-- Objective --
Faithfully return all lines, omitting every embedded picture.

** BEGIN Dataset extract **

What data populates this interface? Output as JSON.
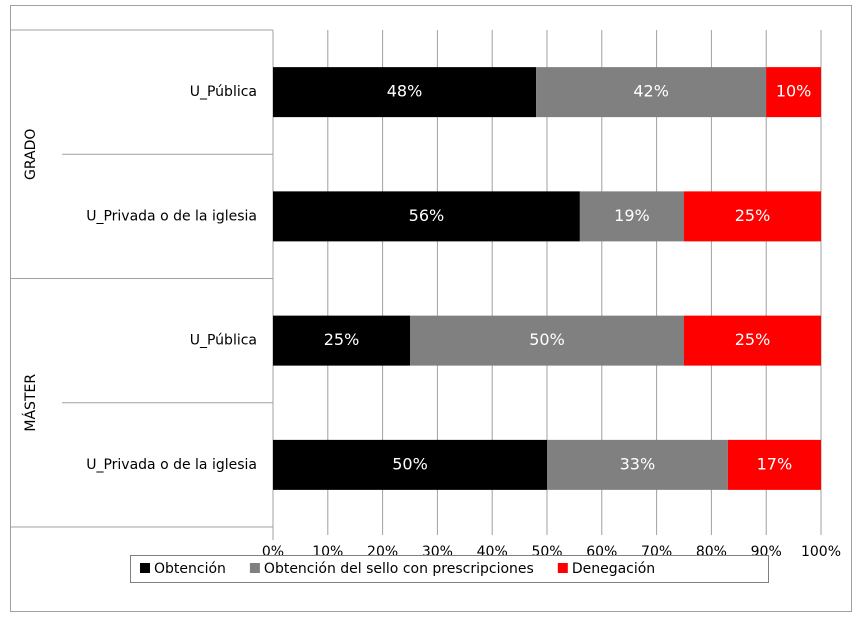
{
  "chart_data": {
    "type": "stacked_bar_horizontal",
    "groups": [
      "GRADO",
      "MÁSTER"
    ],
    "categories": [
      "U_Pública",
      "U_Privada o de la iglesia",
      "U_Pública",
      "U_Privada o de la iglesia"
    ],
    "series": [
      {
        "name": "Obtención",
        "color": "#000000",
        "values": [
          48,
          56,
          25,
          50
        ],
        "value_labels": [
          "48%",
          "56%",
          "25%",
          "50%"
        ]
      },
      {
        "name": "Obtención del sello con prescripciones",
        "color": "#808080",
        "values": [
          42,
          19,
          50,
          33
        ],
        "value_labels": [
          "42%",
          "19%",
          "50%",
          "33%"
        ]
      },
      {
        "name": "Denegación",
        "color": "#ff0000",
        "values": [
          10,
          25,
          25,
          17
        ],
        "value_labels": [
          "10%",
          "25%",
          "25%",
          "17%"
        ]
      }
    ],
    "xlim": [
      0,
      100
    ],
    "xticks": [
      {
        "value": 0,
        "label": "0%"
      },
      {
        "value": 10,
        "label": "10%"
      },
      {
        "value": 20,
        "label": "20%"
      },
      {
        "value": 30,
        "label": "30%"
      },
      {
        "value": 40,
        "label": "40%"
      },
      {
        "value": 50,
        "label": "50%"
      },
      {
        "value": 60,
        "label": "60%"
      },
      {
        "value": 70,
        "label": "70%"
      },
      {
        "value": 80,
        "label": "80%"
      },
      {
        "value": 90,
        "label": "90%"
      },
      {
        "value": 100,
        "label": "100%"
      }
    ],
    "grid": true,
    "legend": "bottom"
  }
}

** END Dataset extract **

-- Answer to the task --
What data populates this interface? Output as JSON.
{
  "chart_data": {
    "type": "stacked_bar_horizontal",
    "groups": [
      "GRADO",
      "MÁSTER"
    ],
    "categories": [
      "U_Pública",
      "U_Privada o de la iglesia",
      "U_Pública",
      "U_Privada o de la iglesia"
    ],
    "series": [
      {
        "name": "Obtención",
        "color": "#000000",
        "values": [
          48,
          56,
          25,
          50
        ],
        "value_labels": [
          "48%",
          "56%",
          "25%",
          "50%"
        ]
      },
      {
        "name": "Obtención del sello con prescripciones",
        "color": "#808080",
        "values": [
          42,
          19,
          50,
          33
        ],
        "value_labels": [
          "42%",
          "19%",
          "50%",
          "33%"
        ]
      },
      {
        "name": "Denegación",
        "color": "#ff0000",
        "values": [
          10,
          25,
          25,
          17
        ],
        "value_labels": [
          "10%",
          "25%",
          "25%",
          "17%"
        ]
      }
    ],
    "xlim": [
      0,
      100
    ],
    "xticks": [
      {
        "value": 0,
        "label": "0%"
      },
      {
        "value": 10,
        "label": "10%"
      },
      {
        "value": 20,
        "label": "20%"
      },
      {
        "value": 30,
        "label": "30%"
      },
      {
        "value": 40,
        "label": "40%"
      },
      {
        "value": 50,
        "label": "50%"
      },
      {
        "value": 60,
        "label": "60%"
      },
      {
        "value": 70,
        "label": "70%"
      },
      {
        "value": 80,
        "label": "80%"
      },
      {
        "value": 90,
        "label": "90%"
      },
      {
        "value": 100,
        "label": "100%"
      }
    ],
    "grid": true,
    "legend": "bottom"
  }
}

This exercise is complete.